*RECORDS FOR THE TASK*:
++++++

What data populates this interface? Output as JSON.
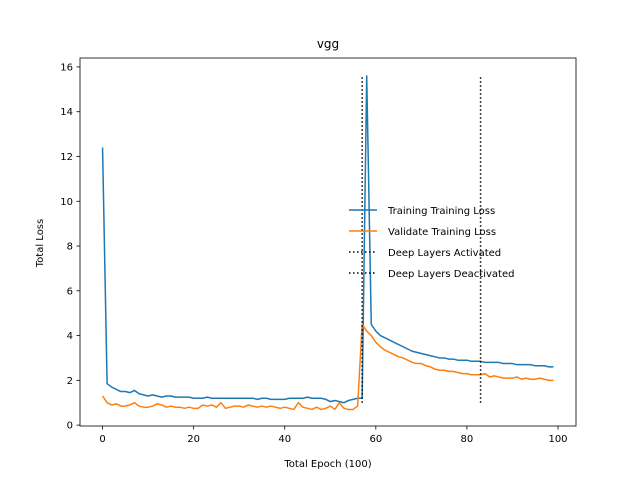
{
  "chart_data": {
    "type": "line",
    "title": "vgg",
    "xlabel": "Total Epoch (100)",
    "ylabel": "Total Loss",
    "xlim": [
      -4.95,
      103.95
    ],
    "ylim": [
      -0.04,
      16.4
    ],
    "xticks": [
      0,
      20,
      40,
      60,
      80,
      100
    ],
    "yticks": [
      0,
      2,
      4,
      6,
      8,
      10,
      12,
      14,
      16
    ],
    "grid": false,
    "legend_position": "center-right",
    "series": [
      {
        "name": "Training Training Loss",
        "color": "#1f77b4",
        "style": "solid",
        "x": [
          0,
          1,
          2,
          3,
          4,
          5,
          6,
          7,
          8,
          9,
          10,
          11,
          12,
          13,
          14,
          15,
          16,
          17,
          18,
          19,
          20,
          21,
          22,
          23,
          24,
          25,
          26,
          27,
          28,
          29,
          30,
          31,
          32,
          33,
          34,
          35,
          36,
          37,
          38,
          39,
          40,
          41,
          42,
          43,
          44,
          45,
          46,
          47,
          48,
          49,
          50,
          51,
          52,
          53,
          54,
          55,
          56,
          57,
          58,
          59,
          60,
          61,
          62,
          63,
          64,
          65,
          66,
          67,
          68,
          69,
          70,
          71,
          72,
          73,
          74,
          75,
          76,
          77,
          78,
          79,
          80,
          81,
          82,
          83,
          84,
          85,
          86,
          87,
          88,
          89,
          90,
          91,
          92,
          93,
          94,
          95,
          96,
          97,
          98,
          99
        ],
        "y": [
          12.4,
          1.85,
          1.7,
          1.6,
          1.5,
          1.5,
          1.45,
          1.55,
          1.4,
          1.35,
          1.3,
          1.35,
          1.3,
          1.25,
          1.3,
          1.3,
          1.25,
          1.25,
          1.25,
          1.25,
          1.2,
          1.2,
          1.2,
          1.25,
          1.2,
          1.2,
          1.2,
          1.2,
          1.2,
          1.2,
          1.2,
          1.2,
          1.2,
          1.2,
          1.15,
          1.2,
          1.2,
          1.15,
          1.15,
          1.15,
          1.15,
          1.2,
          1.2,
          1.2,
          1.2,
          1.25,
          1.2,
          1.2,
          1.2,
          1.15,
          1.05,
          1.1,
          1.05,
          1.0,
          1.1,
          1.15,
          1.2,
          1.2,
          15.6,
          4.5,
          4.2,
          4.0,
          3.9,
          3.8,
          3.7,
          3.6,
          3.5,
          3.4,
          3.3,
          3.25,
          3.2,
          3.15,
          3.1,
          3.05,
          3.0,
          3.0,
          2.95,
          2.95,
          2.9,
          2.9,
          2.9,
          2.85,
          2.85,
          2.85,
          2.8,
          2.8,
          2.8,
          2.8,
          2.75,
          2.75,
          2.75,
          2.7,
          2.7,
          2.7,
          2.7,
          2.65,
          2.65,
          2.65,
          2.6,
          2.6
        ]
      },
      {
        "name": "Validate Training Loss",
        "color": "#ff7f0e",
        "style": "solid",
        "x": [
          0,
          1,
          2,
          3,
          4,
          5,
          6,
          7,
          8,
          9,
          10,
          11,
          12,
          13,
          14,
          15,
          16,
          17,
          18,
          19,
          20,
          21,
          22,
          23,
          24,
          25,
          26,
          27,
          28,
          29,
          30,
          31,
          32,
          33,
          34,
          35,
          36,
          37,
          38,
          39,
          40,
          41,
          42,
          43,
          44,
          45,
          46,
          47,
          48,
          49,
          50,
          51,
          52,
          53,
          54,
          55,
          56,
          57,
          58,
          59,
          60,
          61,
          62,
          63,
          64,
          65,
          66,
          67,
          68,
          69,
          70,
          71,
          72,
          73,
          74,
          75,
          76,
          77,
          78,
          79,
          80,
          81,
          82,
          83,
          84,
          85,
          86,
          87,
          88,
          89,
          90,
          91,
          92,
          93,
          94,
          95,
          96,
          97,
          98,
          99
        ],
        "y": [
          1.3,
          1.0,
          0.9,
          0.95,
          0.85,
          0.85,
          0.9,
          1.0,
          0.85,
          0.8,
          0.8,
          0.85,
          0.95,
          0.9,
          0.8,
          0.85,
          0.8,
          0.8,
          0.75,
          0.8,
          0.75,
          0.75,
          0.9,
          0.85,
          0.9,
          0.8,
          1.0,
          0.75,
          0.8,
          0.85,
          0.85,
          0.8,
          0.9,
          0.85,
          0.8,
          0.85,
          0.8,
          0.85,
          0.8,
          0.75,
          0.8,
          0.75,
          0.7,
          1.0,
          0.8,
          0.75,
          0.7,
          0.8,
          0.7,
          0.75,
          0.85,
          0.7,
          1.0,
          0.75,
          0.7,
          0.7,
          0.85,
          4.5,
          4.2,
          4.0,
          3.7,
          3.5,
          3.35,
          3.25,
          3.15,
          3.05,
          3.0,
          2.9,
          2.8,
          2.75,
          2.75,
          2.65,
          2.6,
          2.5,
          2.45,
          2.45,
          2.4,
          2.4,
          2.35,
          2.3,
          2.3,
          2.25,
          2.25,
          2.25,
          2.3,
          2.15,
          2.2,
          2.15,
          2.1,
          2.1,
          2.1,
          2.15,
          2.05,
          2.1,
          2.05,
          2.05,
          2.1,
          2.05,
          2.0,
          2.0
        ]
      },
      {
        "name": "Deep Layers Activated",
        "color": "#000000",
        "style": "dotted",
        "x": [
          57,
          57
        ],
        "y": [
          1.0,
          15.6
        ]
      },
      {
        "name": "Deep Layers Deactivated",
        "color": "#000000",
        "style": "dotted",
        "x": [
          83,
          83
        ],
        "y": [
          1.0,
          15.6
        ]
      }
    ]
  }
}
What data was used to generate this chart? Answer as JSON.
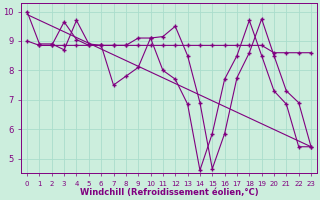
{
  "x": [
    0,
    1,
    2,
    3,
    4,
    5,
    6,
    7,
    8,
    9,
    10,
    11,
    12,
    13,
    14,
    15,
    16,
    17,
    18,
    19,
    20,
    21,
    22,
    23
  ],
  "line1": [
    10.0,
    8.9,
    8.9,
    8.7,
    9.7,
    8.9,
    8.85,
    7.5,
    7.8,
    8.1,
    9.1,
    9.15,
    9.5,
    8.5,
    6.9,
    4.65,
    5.85,
    7.75,
    8.6,
    9.75,
    8.5,
    7.3,
    6.9,
    5.4
  ],
  "line2": [
    9.0,
    8.85,
    8.85,
    8.85,
    8.85,
    8.85,
    8.85,
    8.85,
    8.85,
    8.85,
    8.85,
    8.85,
    8.85,
    8.85,
    8.85,
    8.85,
    8.85,
    8.85,
    8.85,
    8.85,
    8.6,
    8.6,
    8.6,
    8.6
  ],
  "line3": [
    9.0,
    8.85,
    8.85,
    9.65,
    9.05,
    8.85,
    8.85,
    8.85,
    8.85,
    9.1,
    9.1,
    8.0,
    7.7,
    6.85,
    4.6,
    5.85,
    7.7,
    8.5,
    9.7,
    8.5,
    7.3,
    6.85,
    5.4,
    5.4
  ],
  "line_diag": [
    [
      0,
      9.9
    ],
    [
      23,
      5.4
    ]
  ],
  "line_color": "#800080",
  "bg_color": "#cceedd",
  "grid_color": "#aaddcc",
  "ylabel_ticks": [
    5,
    6,
    7,
    8,
    9,
    10
  ],
  "xlabel": "Windchill (Refroidissement éolien,°C)",
  "xlim": [
    -0.5,
    23.5
  ],
  "ylim": [
    4.5,
    10.3
  ]
}
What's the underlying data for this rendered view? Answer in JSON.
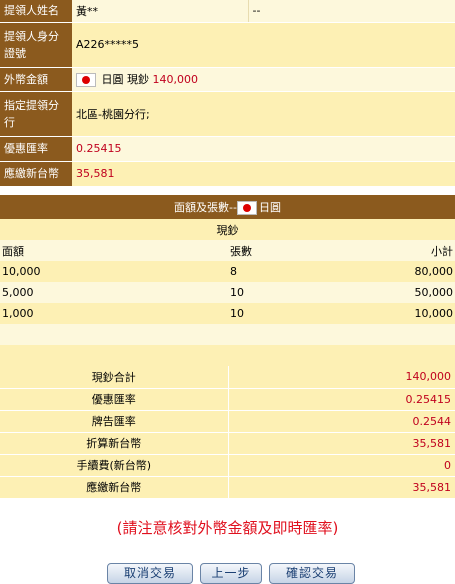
{
  "info": {
    "name_label": "提領人姓名",
    "name_value": "黃**",
    "name_extra": "--",
    "id_label_1": "提領人身分",
    "id_label_2": "證號",
    "id_value": "A226*****5",
    "amount_label": "外幣金額",
    "amount_currency": "日圓",
    "amount_type": "現鈔",
    "amount_value": "140,000",
    "branch_label_1": "指定提領分",
    "branch_label_2": "行",
    "branch_value": "北區-桃園分行;",
    "rate_label": "優惠匯率",
    "rate_value": "0.25415",
    "twd_label": "應繳新台幣",
    "twd_value": "35,581"
  },
  "detail": {
    "header_prefix": "面額及張數--",
    "header_currency": "日圓",
    "subheader": "現鈔",
    "columns": [
      "面額",
      "張數",
      "小計"
    ],
    "rows": [
      [
        "10,000",
        "8",
        "80,000"
      ],
      [
        "5,000",
        "10",
        "50,000"
      ],
      [
        "1,000",
        "10",
        "10,000"
      ]
    ]
  },
  "summary": [
    {
      "label": "現鈔合計",
      "value": "140,000"
    },
    {
      "label": "優惠匯率",
      "value": "0.25415"
    },
    {
      "label": "牌告匯率",
      "value": "0.2544"
    },
    {
      "label": "折算新台幣",
      "value": "35,581"
    },
    {
      "label": "手續費(新台幣)",
      "value": "0"
    },
    {
      "label": "應繳新台幣",
      "value": "35,581"
    }
  ],
  "notice": "(請注意核對外幣金額及即時匯率)",
  "buttons": {
    "cancel": "取消交易",
    "back": "上一步",
    "confirm": "確認交易"
  },
  "icons": {
    "flag": "japan-flag-icon"
  }
}
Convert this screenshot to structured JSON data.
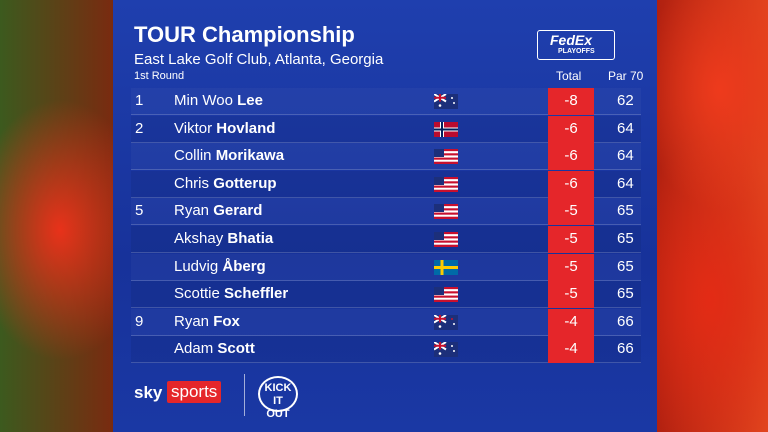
{
  "header": {
    "title": "TOUR Championship",
    "subtitle": "East Lake Golf Club, Atlanta, Georgia",
    "round": "1st Round",
    "columns": [
      "Total",
      "Par 70"
    ]
  },
  "sponsor": {
    "brand": "FedEx",
    "event": "PLAYOFFS"
  },
  "table": {
    "rows": [
      {
        "position": 1,
        "first": "Min Woo",
        "last": "Lee",
        "total": -8,
        "score": 62
      },
      {
        "position": 2,
        "first": "Viktor",
        "last": "Hovland",
        "total": -6,
        "score": 64
      },
      {
        "first": "Collin",
        "last": "Morikawa",
        "total": -6,
        "score": 64
      },
      {
        "first": "Chris",
        "last": "Gotterup",
        "total": -6,
        "score": 64
      },
      {
        "position": 5,
        "first": "Ryan",
        "last": "Gerard",
        "total": -5,
        "score": 65
      },
      {
        "first": "Akshay",
        "last": "Bhatia",
        "total": -5,
        "score": 65
      },
      {
        "first": "Ludvig",
        "last": "Åberg",
        "total": -5,
        "score": 65
      },
      {
        "first": "Scottie",
        "last": "Scheffler",
        "total": -5,
        "score": 65
      },
      {
        "position": 9,
        "first": "Ryan",
        "last": "Fox",
        "total": -4,
        "score": 66
      },
      {
        "first": "Adam",
        "last": "Scott",
        "total": -4,
        "score": 66
      }
    ]
  },
  "footer": {
    "sky": "sky",
    "sports": "sports",
    "campaign": "KICK IT OUT"
  }
}
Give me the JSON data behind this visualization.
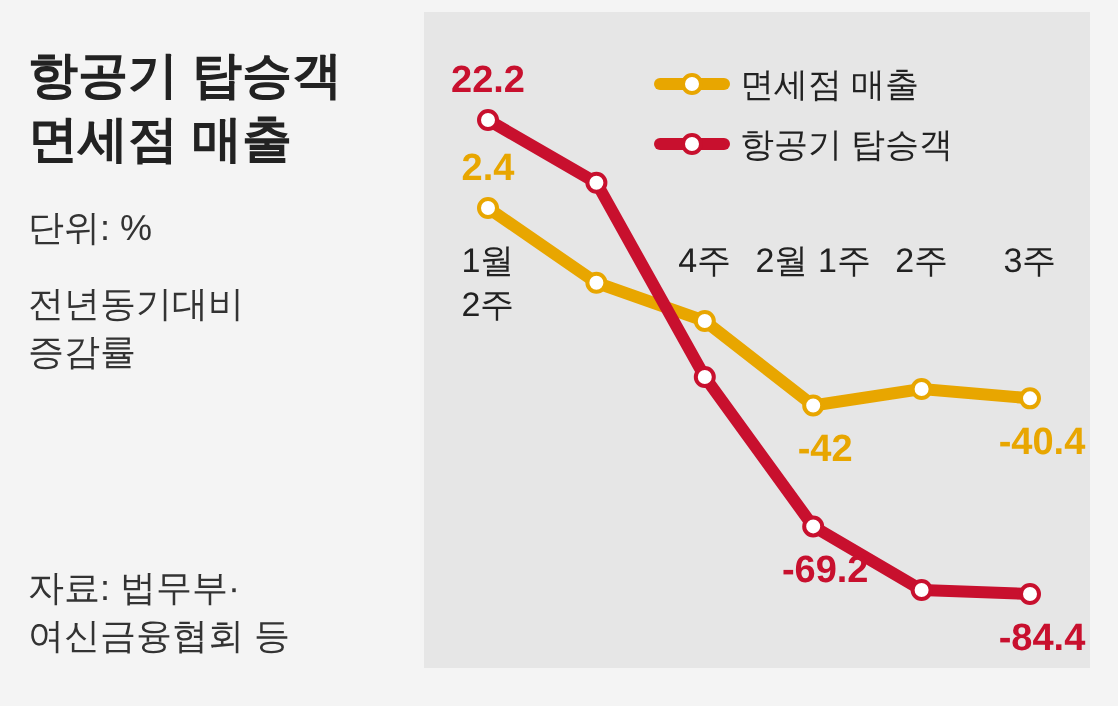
{
  "chart_data": {
    "type": "line",
    "title": "항공기 탑승객\n면세점 매출",
    "annotations": [
      "단위: %",
      "전년동기대비\n증감률",
      "자료: 법무부·\n여신금융협회 등"
    ],
    "categories": [
      "1월\n2주",
      null,
      "4주",
      "2월 1주",
      "2주",
      "3주"
    ],
    "series": [
      {
        "name": "면세점 매출",
        "color": "#e8a600",
        "values": [
          2.4,
          -14.4,
          -23,
          -42,
          -38.3,
          -40.4
        ],
        "value_labels": [
          "2.4",
          null,
          null,
          "-42",
          null,
          "-40.4"
        ]
      },
      {
        "name": "항공기 탑승객",
        "color": "#c8102e",
        "values": [
          22.2,
          8.1,
          -35.6,
          -69.2,
          -83.5,
          -84.4
        ],
        "value_labels": [
          "22.2",
          null,
          null,
          "-69.2",
          null,
          "-84.4"
        ]
      }
    ],
    "marker": "circle",
    "legend": "top right",
    "grid": false
  }
}
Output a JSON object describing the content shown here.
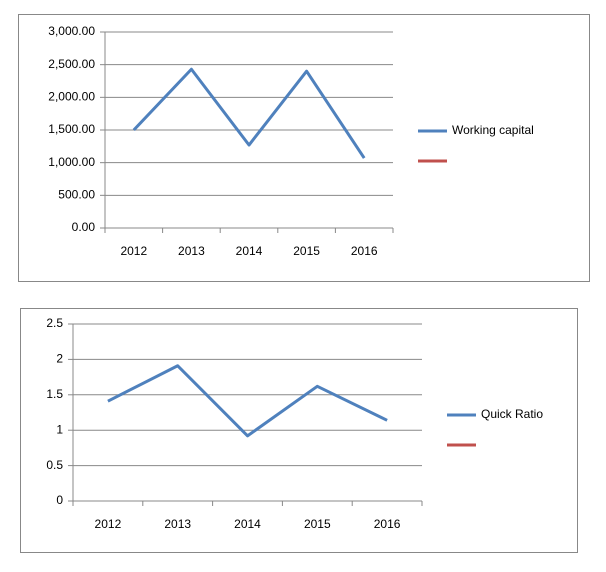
{
  "chart_data": [
    {
      "type": "line",
      "categories": [
        "2012",
        "2013",
        "2014",
        "2015",
        "2016"
      ],
      "series": [
        {
          "name": "Working capital",
          "color": "#4f81bd",
          "values": [
            1500,
            2430,
            1270,
            2400,
            1070
          ]
        },
        {
          "color": "#c0504d",
          "values": [
            null,
            null,
            null,
            null,
            null
          ]
        }
      ],
      "ylim": [
        0,
        3000
      ],
      "yticks": [
        {
          "value": 0,
          "label": "0.00"
        },
        {
          "value": 500,
          "label": "500.00"
        },
        {
          "value": 1000,
          "label": "1,000.00"
        },
        {
          "value": 1500,
          "label": "1,500.00"
        },
        {
          "value": 2000,
          "label": "2,000.00"
        },
        {
          "value": 2500,
          "label": "2,500.00"
        },
        {
          "value": 3000,
          "label": "3,000.00"
        }
      ],
      "grid": true,
      "legend": "right"
    },
    {
      "type": "line",
      "categories": [
        "2012",
        "2013",
        "2014",
        "2015",
        "2016"
      ],
      "series": [
        {
          "name": "Quick Ratio",
          "color": "#4f81bd",
          "values": [
            1.41,
            1.91,
            0.92,
            1.62,
            1.14
          ]
        },
        {
          "color": "#c0504d",
          "values": [
            null,
            null,
            null,
            null,
            null
          ]
        }
      ],
      "ylim": [
        0,
        2.5
      ],
      "yticks": [
        0,
        0.5,
        1,
        1.5,
        2,
        2.5
      ],
      "grid": true,
      "legend": "right"
    }
  ]
}
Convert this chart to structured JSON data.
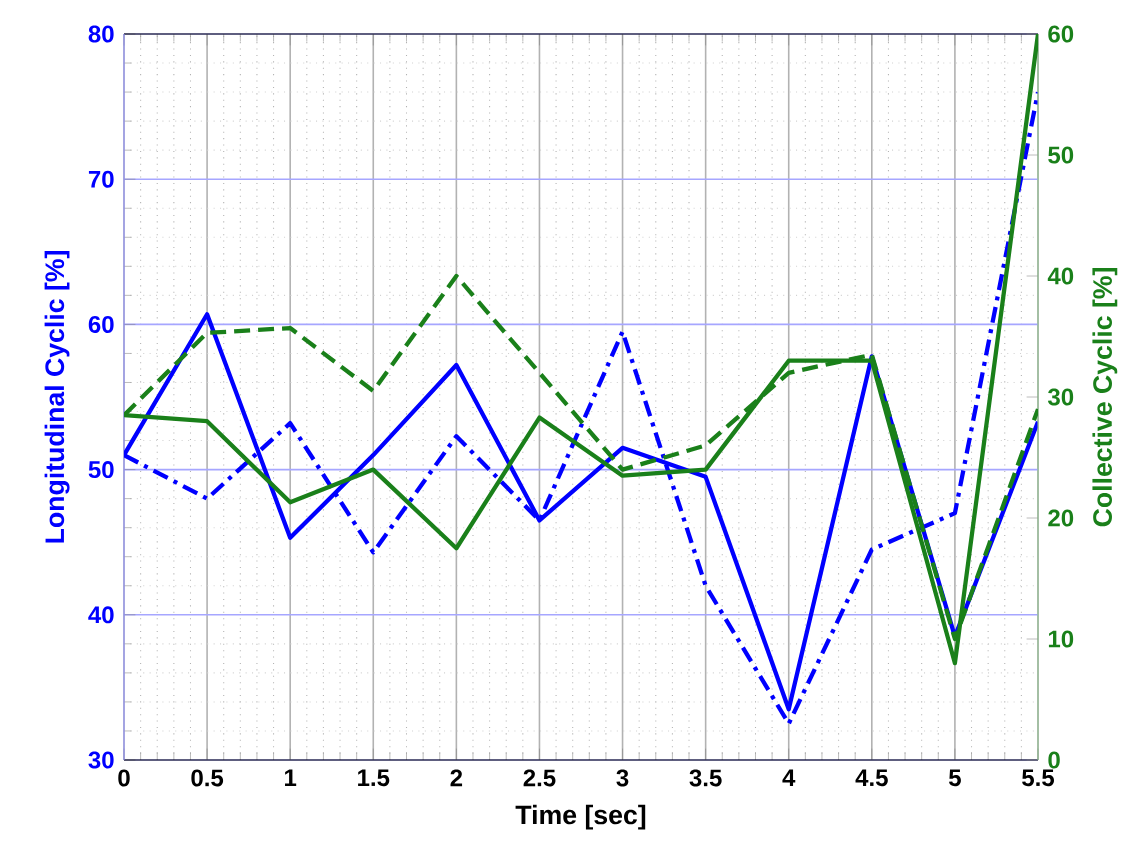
{
  "chart_data": {
    "type": "line",
    "xlabel": "Time [sec]",
    "ylabel": "Longitudinal Cyclic [%]",
    "y2label": "Collective Cyclic [%]",
    "x": [
      0,
      0.5,
      1,
      1.5,
      2,
      2.5,
      3,
      3.5,
      4,
      4.5,
      5,
      5.5
    ],
    "xlim": [
      0,
      5.5
    ],
    "xticks": [
      0,
      0.5,
      1,
      1.5,
      2,
      2.5,
      3,
      3.5,
      4,
      4.5,
      5,
      5.5
    ],
    "ylim": [
      30,
      80
    ],
    "yticks": [
      30,
      40,
      50,
      60,
      70,
      80
    ],
    "y2lim": [
      0,
      60
    ],
    "y2ticks": [
      0,
      10,
      20,
      30,
      40,
      50,
      60
    ],
    "grid": true,
    "marker": "none",
    "series": [
      {
        "color": "#0000ff",
        "line_style": "dashdot",
        "values": [
          51,
          48,
          53.2,
          44.3,
          52.3,
          46.5,
          59.5,
          42,
          32.5,
          44.5,
          47,
          76
        ]
      },
      {
        "color": "#0000ff",
        "line_style": "solid",
        "values": [
          51,
          60.7,
          45.3,
          51,
          57.2,
          46.5,
          51.5,
          49.5,
          33.5,
          57.8,
          38.5,
          53.3
        ]
      },
      {
        "color": "#1a801a",
        "line_style": "dashed",
        "axis": "y2",
        "values": [
          28.5,
          35.3,
          35.7,
          30.5,
          40,
          32,
          24,
          26,
          32,
          33.5,
          10,
          29
        ]
      },
      {
        "color": "#1a801a",
        "line_style": "solid",
        "axis": "y2",
        "values": [
          28.5,
          28,
          21.3,
          24,
          17.5,
          28.3,
          23.5,
          24,
          33,
          33,
          8,
          60
        ]
      }
    ]
  }
}
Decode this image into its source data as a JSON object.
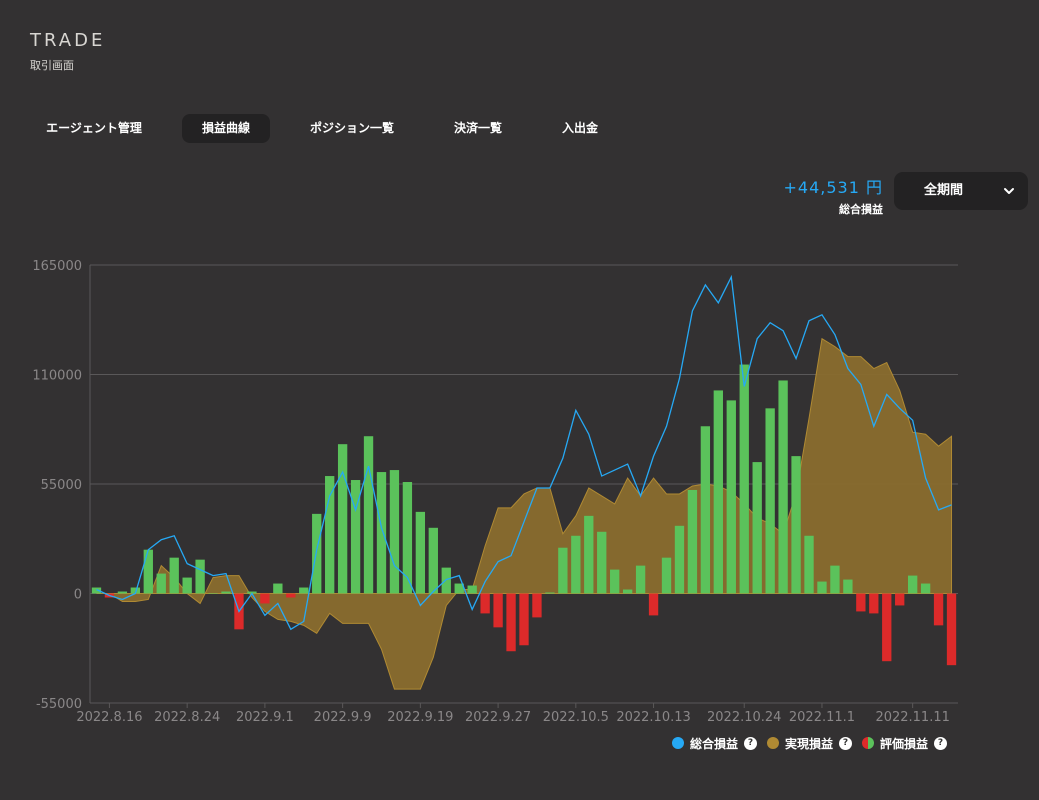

++++++

*SHORT TASK*:
Return every line containing "first".

*THE ANSWER*:
        "first": "Min Woo",
        "first": "Viktor",
        "first": "Collin",
        "first": "Chris",
        "first": "Ryan",
        "first": "Akshay",
        "first": "Ludvig",
        "first": "Scottie",
        "first": "Ryan",
        "first": "Adam",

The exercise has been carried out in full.